◆ EXTRACTED INFORMATION
◆ ◆ ◆ ◆

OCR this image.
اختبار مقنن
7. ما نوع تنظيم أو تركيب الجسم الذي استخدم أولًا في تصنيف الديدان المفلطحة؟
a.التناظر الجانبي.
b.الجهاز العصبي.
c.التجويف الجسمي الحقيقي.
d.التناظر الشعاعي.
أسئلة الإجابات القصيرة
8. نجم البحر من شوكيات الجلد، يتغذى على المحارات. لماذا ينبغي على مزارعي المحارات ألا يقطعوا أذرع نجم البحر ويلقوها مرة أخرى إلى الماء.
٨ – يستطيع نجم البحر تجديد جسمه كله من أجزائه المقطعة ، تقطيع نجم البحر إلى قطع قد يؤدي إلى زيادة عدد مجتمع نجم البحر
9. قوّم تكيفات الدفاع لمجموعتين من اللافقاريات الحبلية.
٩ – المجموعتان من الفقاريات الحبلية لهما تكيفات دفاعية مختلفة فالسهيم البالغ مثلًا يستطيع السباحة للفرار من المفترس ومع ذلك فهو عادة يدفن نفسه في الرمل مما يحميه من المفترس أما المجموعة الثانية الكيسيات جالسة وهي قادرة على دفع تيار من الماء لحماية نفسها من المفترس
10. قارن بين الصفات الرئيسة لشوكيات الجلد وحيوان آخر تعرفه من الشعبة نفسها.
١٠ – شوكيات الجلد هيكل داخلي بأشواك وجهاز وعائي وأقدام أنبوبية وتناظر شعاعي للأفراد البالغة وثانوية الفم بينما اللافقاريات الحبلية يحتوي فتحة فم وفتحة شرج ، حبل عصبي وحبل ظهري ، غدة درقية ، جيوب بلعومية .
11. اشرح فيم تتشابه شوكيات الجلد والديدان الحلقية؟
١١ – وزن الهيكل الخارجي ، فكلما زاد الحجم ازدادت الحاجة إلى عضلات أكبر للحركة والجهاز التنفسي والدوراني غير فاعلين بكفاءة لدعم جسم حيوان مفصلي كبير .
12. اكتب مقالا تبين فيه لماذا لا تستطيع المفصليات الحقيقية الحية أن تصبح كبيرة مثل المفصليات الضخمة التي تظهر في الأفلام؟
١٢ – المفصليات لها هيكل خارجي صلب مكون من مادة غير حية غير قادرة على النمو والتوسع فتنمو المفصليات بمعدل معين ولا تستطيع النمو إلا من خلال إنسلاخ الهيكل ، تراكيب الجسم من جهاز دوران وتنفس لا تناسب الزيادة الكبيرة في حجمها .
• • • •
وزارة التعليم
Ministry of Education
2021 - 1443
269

◆ ◆ ◆ ◆

◆ EXERCISE GOAL
Copy out every line from the records that has the word "الحبلية".

◆ EXERCISE ANSWER
9. قوّم تكيفات الدفاع لمجموعتين من اللافقاريات الحبلية.
٩ – المجموعتان من الفقاريات الحبلية لهما تكيفات دفاعية مختلفة فالسهيم البالغ مثلًا يستطيع السباحة للفرار من المفترس ومع ذلك فهو عادة يدفن نفسه في الرمل مما يحميه من المفترس أما المجموعة الثانية الكيسيات جالسة وهي قادرة على دفع تيار من الماء لحماية نفسها من المفترس
١٠ – شوكيات الجلد هيكل داخلي بأشواك وجهاز وعائي وأقدام أنبوبية وتناظر شعاعي للأفراد البالغة وثانوية الفم بينما اللافقاريات الحبلية يحتوي فتحة فم وفتحة شرج ، حبل عصبي وحبل ظهري ، غدة درقية ، جيوب بلعومية .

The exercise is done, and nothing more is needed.